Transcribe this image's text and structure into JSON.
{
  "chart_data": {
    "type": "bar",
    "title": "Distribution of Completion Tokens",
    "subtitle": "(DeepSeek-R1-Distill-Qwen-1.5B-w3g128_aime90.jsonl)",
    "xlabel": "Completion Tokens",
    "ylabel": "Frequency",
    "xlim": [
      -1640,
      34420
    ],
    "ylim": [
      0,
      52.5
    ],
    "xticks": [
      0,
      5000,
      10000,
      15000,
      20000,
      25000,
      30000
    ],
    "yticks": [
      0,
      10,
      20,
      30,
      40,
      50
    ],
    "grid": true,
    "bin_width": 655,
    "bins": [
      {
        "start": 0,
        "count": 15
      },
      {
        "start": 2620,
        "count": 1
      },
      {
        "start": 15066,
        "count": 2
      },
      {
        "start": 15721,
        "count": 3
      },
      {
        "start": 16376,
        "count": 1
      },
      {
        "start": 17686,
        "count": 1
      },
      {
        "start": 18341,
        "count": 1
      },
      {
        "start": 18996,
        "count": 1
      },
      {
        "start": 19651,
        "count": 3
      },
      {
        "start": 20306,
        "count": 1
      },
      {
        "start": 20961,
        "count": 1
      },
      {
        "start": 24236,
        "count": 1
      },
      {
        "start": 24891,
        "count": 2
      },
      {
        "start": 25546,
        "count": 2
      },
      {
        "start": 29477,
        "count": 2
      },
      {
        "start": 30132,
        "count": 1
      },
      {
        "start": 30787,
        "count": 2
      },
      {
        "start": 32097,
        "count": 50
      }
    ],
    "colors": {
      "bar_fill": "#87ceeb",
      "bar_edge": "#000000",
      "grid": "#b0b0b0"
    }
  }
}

□ □ □

### Task directions
Repeat the records exactly, including every line.

### The completed task
Transcribe this image's text and structure into JSON.
{
  "chart_data": {
    "type": "bar",
    "title": "Distribution of Completion Tokens",
    "subtitle": "(DeepSeek-R1-Distill-Qwen-1.5B-w3g128_aime90.jsonl)",
    "xlabel": "Completion Tokens",
    "ylabel": "Frequency",
    "xlim": [
      -1640,
      34420
    ],
    "ylim": [
      0,
      52.5
    ],
    "xticks": [
      0,
      5000,
      10000,
      15000,
      20000,
      25000,
      30000
    ],
    "yticks": [
      0,
      10,
      20,
      30,
      40,
      50
    ],
    "grid": true,
    "bin_width": 655,
    "bins": [
      {
        "start": 0,
        "count": 15
      },
      {
        "start": 2620,
        "count": 1
      },
      {
        "start": 15066,
        "count": 2
      },
      {
        "start": 15721,
        "count": 3
      },
      {
        "start": 16376,
        "count": 1
      },
      {
        "start": 17686,
        "count": 1
      },
      {
        "start": 18341,
        "count": 1
      },
      {
        "start": 18996,
        "count": 1
      },
      {
        "start": 19651,
        "count": 3
      },
      {
        "start": 20306,
        "count": 1
      },
      {
        "start": 20961,
        "count": 1
      },
      {
        "start": 24236,
        "count": 1
      },
      {
        "start": 24891,
        "count": 2
      },
      {
        "start": 25546,
        "count": 2
      },
      {
        "start": 29477,
        "count": 2
      },
      {
        "start": 30132,
        "count": 1
      },
      {
        "start": 30787,
        "count": 2
      },
      {
        "start": 32097,
        "count": 50
      }
    ],
    "colors": {
      "bar_fill": "#87ceeb",
      "bar_edge": "#000000",
      "grid": "#b0b0b0"
    }
  }
}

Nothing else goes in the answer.